===== Record set =====
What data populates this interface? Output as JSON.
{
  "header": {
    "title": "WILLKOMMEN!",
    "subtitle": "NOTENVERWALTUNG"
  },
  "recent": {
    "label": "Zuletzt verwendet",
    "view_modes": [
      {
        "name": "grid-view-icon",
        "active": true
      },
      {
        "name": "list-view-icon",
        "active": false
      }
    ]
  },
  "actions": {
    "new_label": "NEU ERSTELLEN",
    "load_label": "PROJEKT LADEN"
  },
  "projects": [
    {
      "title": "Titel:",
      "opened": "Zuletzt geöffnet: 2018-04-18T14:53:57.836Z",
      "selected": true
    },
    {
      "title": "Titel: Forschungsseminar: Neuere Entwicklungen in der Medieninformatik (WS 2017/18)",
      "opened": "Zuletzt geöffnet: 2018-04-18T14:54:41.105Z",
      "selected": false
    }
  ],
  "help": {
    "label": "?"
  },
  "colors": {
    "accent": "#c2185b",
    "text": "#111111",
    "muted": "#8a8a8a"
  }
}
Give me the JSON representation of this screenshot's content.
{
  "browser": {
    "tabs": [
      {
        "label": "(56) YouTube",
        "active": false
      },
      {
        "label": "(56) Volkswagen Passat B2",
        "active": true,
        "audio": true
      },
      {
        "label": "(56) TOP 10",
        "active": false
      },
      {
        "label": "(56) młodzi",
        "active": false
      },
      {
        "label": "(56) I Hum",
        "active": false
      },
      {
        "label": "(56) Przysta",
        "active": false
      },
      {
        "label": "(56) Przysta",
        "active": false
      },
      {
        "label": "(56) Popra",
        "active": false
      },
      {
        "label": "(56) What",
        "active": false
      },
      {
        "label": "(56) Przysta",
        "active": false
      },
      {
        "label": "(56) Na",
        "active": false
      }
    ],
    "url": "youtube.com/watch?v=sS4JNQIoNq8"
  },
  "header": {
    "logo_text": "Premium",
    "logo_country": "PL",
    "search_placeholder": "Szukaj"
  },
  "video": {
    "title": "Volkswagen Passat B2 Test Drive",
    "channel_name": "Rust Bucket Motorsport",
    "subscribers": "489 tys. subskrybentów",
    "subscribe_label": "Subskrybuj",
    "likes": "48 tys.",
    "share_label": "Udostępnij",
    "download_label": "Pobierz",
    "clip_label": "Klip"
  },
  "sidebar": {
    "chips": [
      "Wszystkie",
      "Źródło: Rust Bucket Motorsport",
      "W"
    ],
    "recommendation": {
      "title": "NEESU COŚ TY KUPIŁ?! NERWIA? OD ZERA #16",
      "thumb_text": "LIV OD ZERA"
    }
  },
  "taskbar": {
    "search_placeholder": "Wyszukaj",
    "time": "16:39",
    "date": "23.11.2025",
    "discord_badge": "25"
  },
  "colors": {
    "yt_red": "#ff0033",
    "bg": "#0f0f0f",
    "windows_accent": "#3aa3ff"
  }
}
=====
▸ Task
Each entry above is to be quoted exactly.

▸ Reply to the exercise
What data populates this interface? Output as JSON.
{
  "header": {
    "title": "WILLKOMMEN!",
    "subtitle": "NOTENVERWALTUNG"
  },
  "recent": {
    "label": "Zuletzt verwendet",
    "view_modes": [
      {
        "name": "grid-view-icon",
        "active": true
      },
      {
        "name": "list-view-icon",
        "active": false
      }
    ]
  },
  "actions": {
    "new_label": "NEU ERSTELLEN",
    "load_label": "PROJEKT LADEN"
  },
  "projects": [
    {
      "title": "Titel:",
      "opened": "Zuletzt geöffnet: 2018-04-18T14:53:57.836Z",
      "selected": true
    },
    {
      "title": "Titel: Forschungsseminar: Neuere Entwicklungen in der Medieninformatik (WS 2017/18)",
      "opened": "Zuletzt geöffnet: 2018-04-18T14:54:41.105Z",
      "selected": false
    }
  ],
  "help": {
    "label": "?"
  },
  "colors": {
    "accent": "#c2185b",
    "text": "#111111",
    "muted": "#8a8a8a"
  }
}
Give me the JSON representation of this screenshot's content.
{
  "browser": {
    "tabs": [
      {
        "label": "(56) YouTube",
        "active": false
      },
      {
        "label": "(56) Volkswagen Passat B2",
        "active": true,
        "audio": true
      },
      {
        "label": "(56) TOP 10",
        "active": false
      },
      {
        "label": "(56) młodzi",
        "active": false
      },
      {
        "label": "(56) I Hum",
        "active": false
      },
      {
        "label": "(56) Przysta",
        "active": false
      },
      {
        "label": "(56) Przysta",
        "active": false
      },
      {
        "label": "(56) Popra",
        "active": false
      },
      {
        "label": "(56) What",
        "active": false
      },
      {
        "label": "(56) Przysta",
        "active": false
      },
      {
        "label": "(56) Na",
        "active": false
      }
    ],
    "url": "youtube.com/watch?v=sS4JNQIoNq8"
  },
  "header": {
    "logo_text": "Premium",
    "logo_country": "PL",
    "search_placeholder": "Szukaj"
  },
  "video": {
    "title": "Volkswagen Passat B2 Test Drive",
    "channel_name": "Rust Bucket Motorsport",
    "subscribers": "489 tys. subskrybentów",
    "subscribe_label": "Subskrybuj",
    "likes": "48 tys.",
    "share_label": "Udostępnij",
    "download_label": "Pobierz",
    "clip_label": "Klip"
  },
  "sidebar": {
    "chips": [
      "Wszystkie",
      "Źródło: Rust Bucket Motorsport",
      "W"
    ],
    "recommendation": {
      "title": "NEESU COŚ TY KUPIŁ?! NERWIA? OD ZERA #16",
      "thumb_text": "LIV OD ZERA"
    }
  },
  "taskbar": {
    "search_placeholder": "Wyszukaj",
    "time": "16:39",
    "date": "23.11.2025",
    "discord_badge": "25"
  },
  "colors": {
    "yt_red": "#ff0033",
    "bg": "#0f0f0f",
    "windows_accent": "#3aa3ff"
  }
}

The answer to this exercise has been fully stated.